▶ **Required task**
Below is a listing; write it out exactly and drop any images from it.

#####

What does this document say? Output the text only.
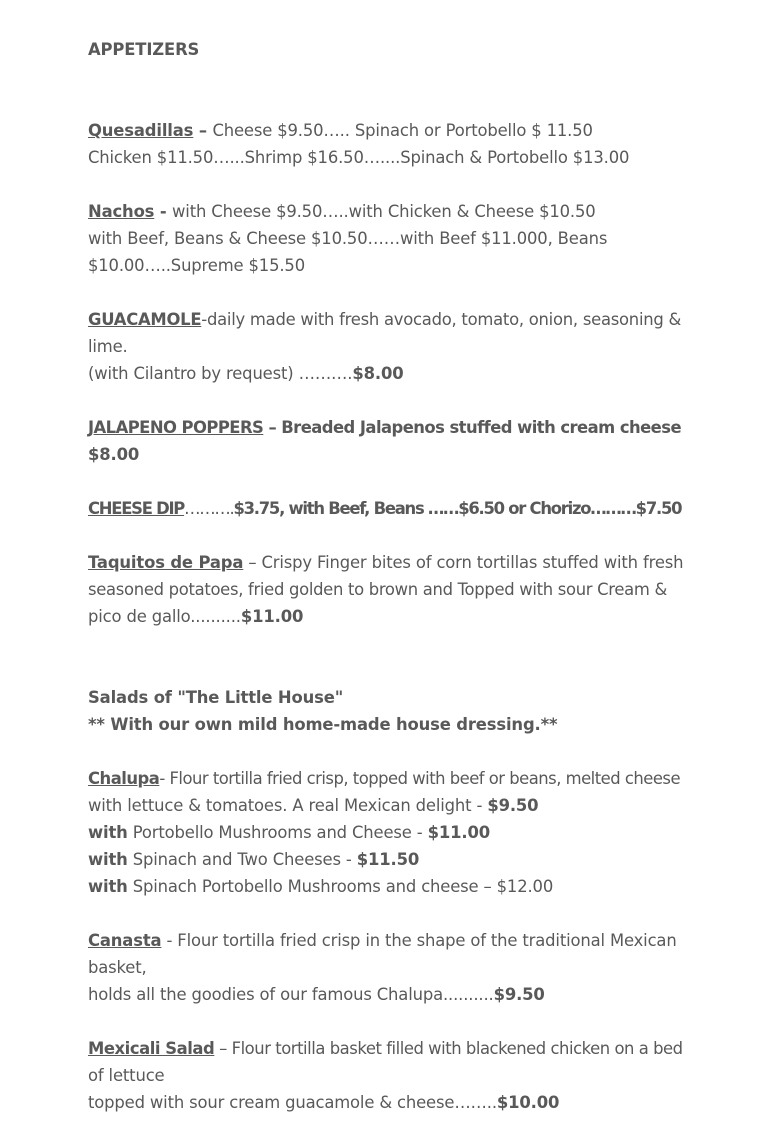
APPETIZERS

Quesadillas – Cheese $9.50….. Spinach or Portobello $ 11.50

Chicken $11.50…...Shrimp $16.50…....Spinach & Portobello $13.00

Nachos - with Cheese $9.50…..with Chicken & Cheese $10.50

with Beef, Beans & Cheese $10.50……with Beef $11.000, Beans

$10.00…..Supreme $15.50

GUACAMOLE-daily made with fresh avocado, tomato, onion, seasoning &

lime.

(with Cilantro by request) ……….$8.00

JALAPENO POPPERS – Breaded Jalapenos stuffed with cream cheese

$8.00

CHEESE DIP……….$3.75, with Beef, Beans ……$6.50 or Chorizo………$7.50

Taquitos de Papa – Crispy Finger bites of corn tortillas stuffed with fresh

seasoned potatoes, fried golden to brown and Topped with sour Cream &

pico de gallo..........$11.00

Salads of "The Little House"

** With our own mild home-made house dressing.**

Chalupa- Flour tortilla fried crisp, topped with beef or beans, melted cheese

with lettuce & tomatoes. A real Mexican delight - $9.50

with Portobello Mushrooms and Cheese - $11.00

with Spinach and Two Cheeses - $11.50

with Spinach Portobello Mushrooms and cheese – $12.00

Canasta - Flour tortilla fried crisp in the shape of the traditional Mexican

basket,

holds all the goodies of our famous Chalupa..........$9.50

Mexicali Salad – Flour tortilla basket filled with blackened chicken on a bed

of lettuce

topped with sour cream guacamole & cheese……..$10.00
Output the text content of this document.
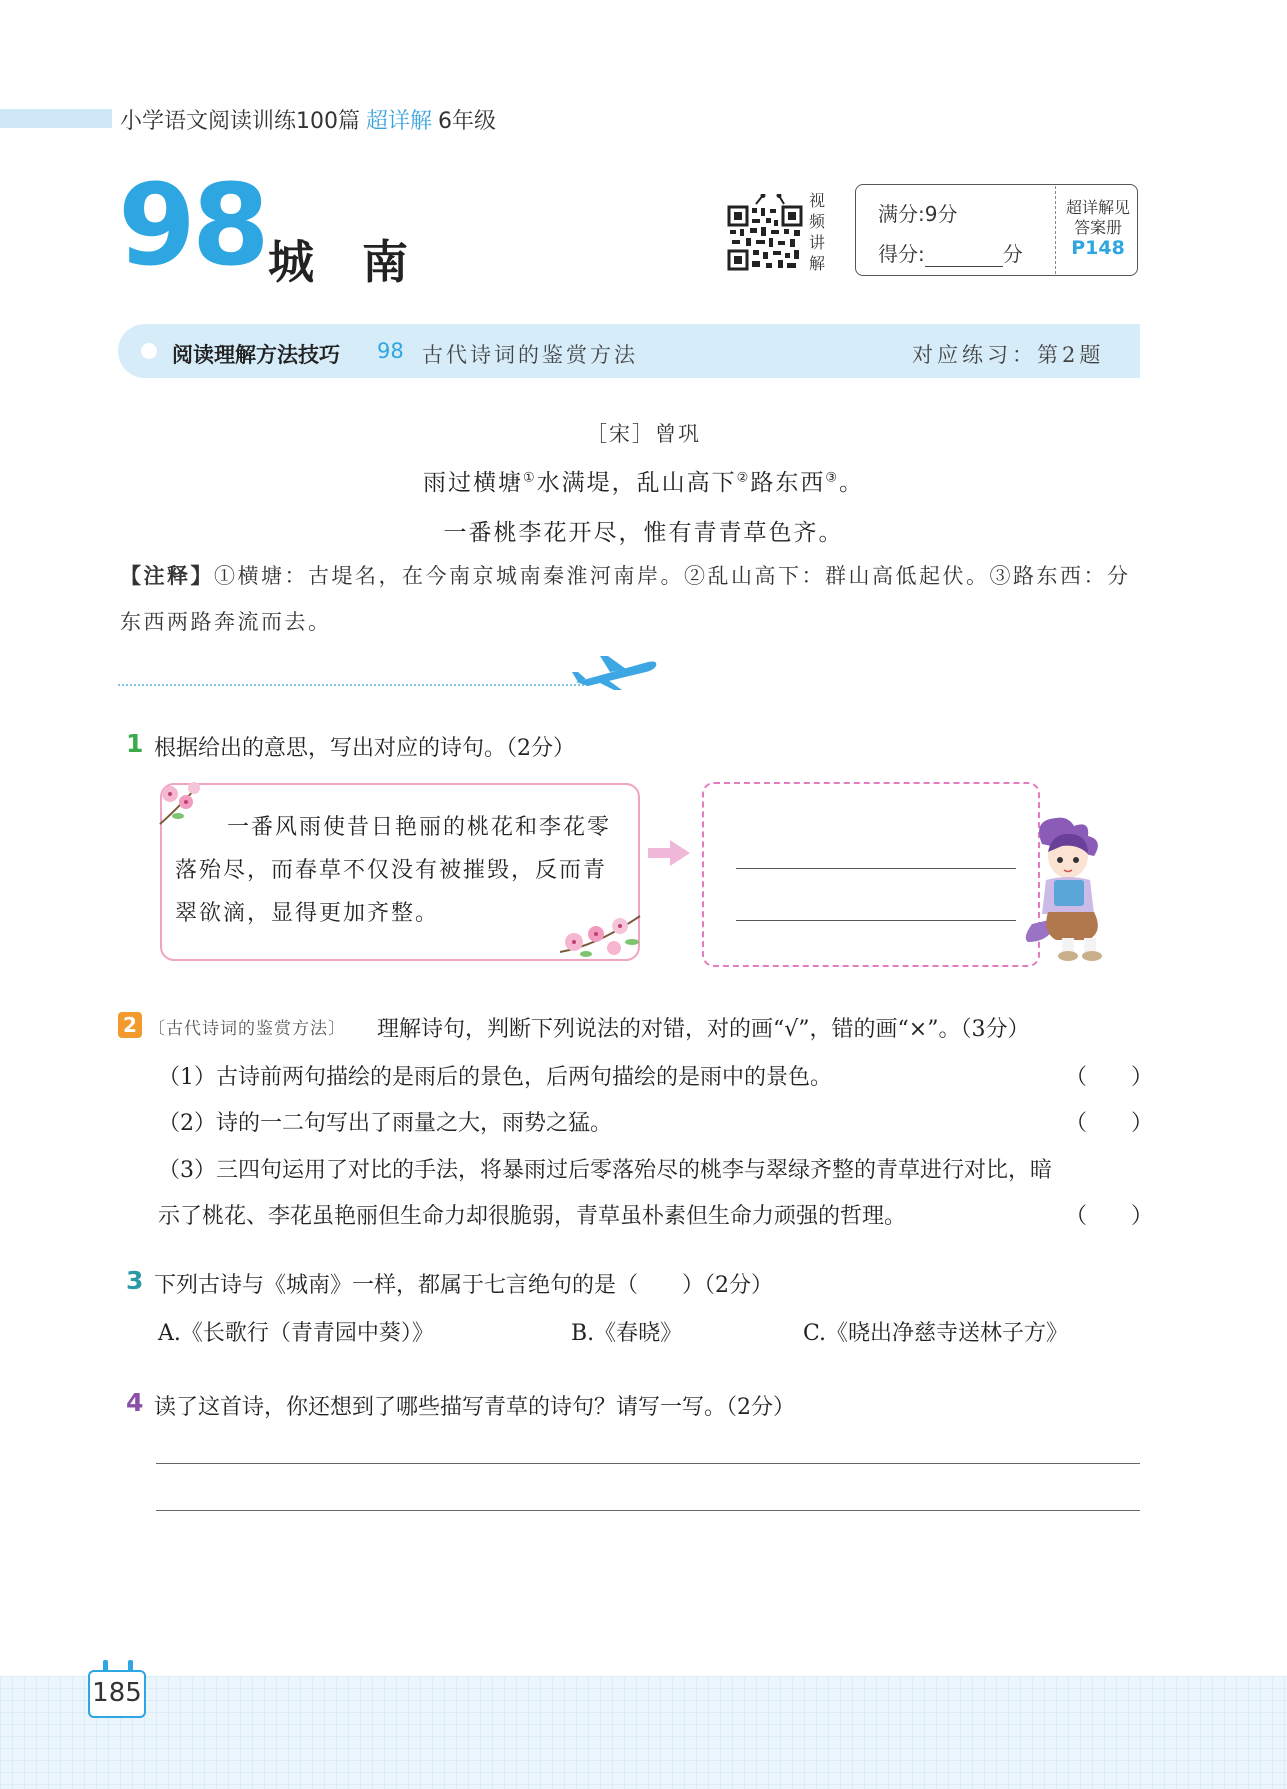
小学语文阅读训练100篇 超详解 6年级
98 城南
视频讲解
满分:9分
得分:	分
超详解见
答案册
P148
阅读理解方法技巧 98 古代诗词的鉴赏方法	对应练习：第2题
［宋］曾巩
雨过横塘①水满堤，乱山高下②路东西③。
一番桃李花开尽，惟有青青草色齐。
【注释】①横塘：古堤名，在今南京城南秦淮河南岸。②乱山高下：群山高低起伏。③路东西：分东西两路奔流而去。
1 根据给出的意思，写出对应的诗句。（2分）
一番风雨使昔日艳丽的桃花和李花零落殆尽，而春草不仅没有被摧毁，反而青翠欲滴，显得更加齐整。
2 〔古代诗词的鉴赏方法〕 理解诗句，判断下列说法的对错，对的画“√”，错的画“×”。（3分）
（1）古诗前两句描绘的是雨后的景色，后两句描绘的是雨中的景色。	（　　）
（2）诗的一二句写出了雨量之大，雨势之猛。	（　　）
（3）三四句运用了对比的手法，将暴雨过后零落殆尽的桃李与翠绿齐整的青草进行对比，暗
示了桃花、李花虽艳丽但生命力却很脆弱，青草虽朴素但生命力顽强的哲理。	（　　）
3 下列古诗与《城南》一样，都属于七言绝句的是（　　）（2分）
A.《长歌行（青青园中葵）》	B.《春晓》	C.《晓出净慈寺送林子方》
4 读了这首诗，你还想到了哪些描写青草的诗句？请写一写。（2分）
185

#####

▶ **Full answer**
What does this document say? Output the text only.
APPETIZERS

Quesadillas – Cheese $9.50….. Spinach or Portobello $ 11.50

Chicken $11.50…...Shrimp $16.50…....Spinach & Portobello $13.00

Nachos - with Cheese $9.50…..with Chicken & Cheese $10.50

with Beef, Beans & Cheese $10.50……with Beef $11.000, Beans

$10.00…..Supreme $15.50

GUACAMOLE-daily made with fresh avocado, tomato, onion, seasoning &

lime.

(with Cilantro by request) ……….$8.00

JALAPENO POPPERS – Breaded Jalapenos stuffed with cream cheese

$8.00

CHEESE DIP……….$3.75, with Beef, Beans ……$6.50 or Chorizo………$7.50

Taquitos de Papa – Crispy Finger bites of corn tortillas stuffed with fresh

seasoned potatoes, fried golden to brown and Topped with sour Cream &

pico de gallo..........$11.00

Salads of "The Little House"

** With our own mild home-made house dressing.**

Chalupa- Flour tortilla fried crisp, topped with beef or beans, melted cheese

with lettuce & tomatoes. A real Mexican delight - $9.50

with Portobello Mushrooms and Cheese - $11.00

with Spinach and Two Cheeses - $11.50

with Spinach Portobello Mushrooms and cheese – $12.00

Canasta - Flour tortilla fried crisp in the shape of the traditional Mexican

basket,

holds all the goodies of our famous Chalupa..........$9.50

Mexicali Salad – Flour tortilla basket filled with blackened chicken on a bed

of lettuce

topped with sour cream guacamole & cheese……..$10.00
Output the text content of this document.
小学语文阅读训练100篇 超详解 6年级
98 城南
视频讲解
满分:9分
得分:	分
超详解见
答案册
P148
阅读理解方法技巧 98 古代诗词的鉴赏方法	对应练习：第2题
［宋］曾巩
雨过横塘①水满堤，乱山高下②路东西③。
一番桃李花开尽，惟有青青草色齐。
【注释】①横塘：古堤名，在今南京城南秦淮河南岸。②乱山高下：群山高低起伏。③路东西：分东西两路奔流而去。
1 根据给出的意思，写出对应的诗句。（2分）
一番风雨使昔日艳丽的桃花和李花零落殆尽，而春草不仅没有被摧毁，反而青翠欲滴，显得更加齐整。
2 〔古代诗词的鉴赏方法〕 理解诗句，判断下列说法的对错，对的画“√”，错的画“×”。（3分）
（1）古诗前两句描绘的是雨后的景色，后两句描绘的是雨中的景色。	（　　）
（2）诗的一二句写出了雨量之大，雨势之猛。	（　　）
（3）三四句运用了对比的手法，将暴雨过后零落殆尽的桃李与翠绿齐整的青草进行对比，暗
示了桃花、李花虽艳丽但生命力却很脆弱，青草虽朴素但生命力顽强的哲理。	（　　）
3 下列古诗与《城南》一样，都属于七言绝句的是（　　）（2分）
A.《长歌行（青青园中葵）》	B.《春晓》	C.《晓出净慈寺送林子方》
4 读了这首诗，你还想到了哪些描写青草的诗句？请写一写。（2分）
185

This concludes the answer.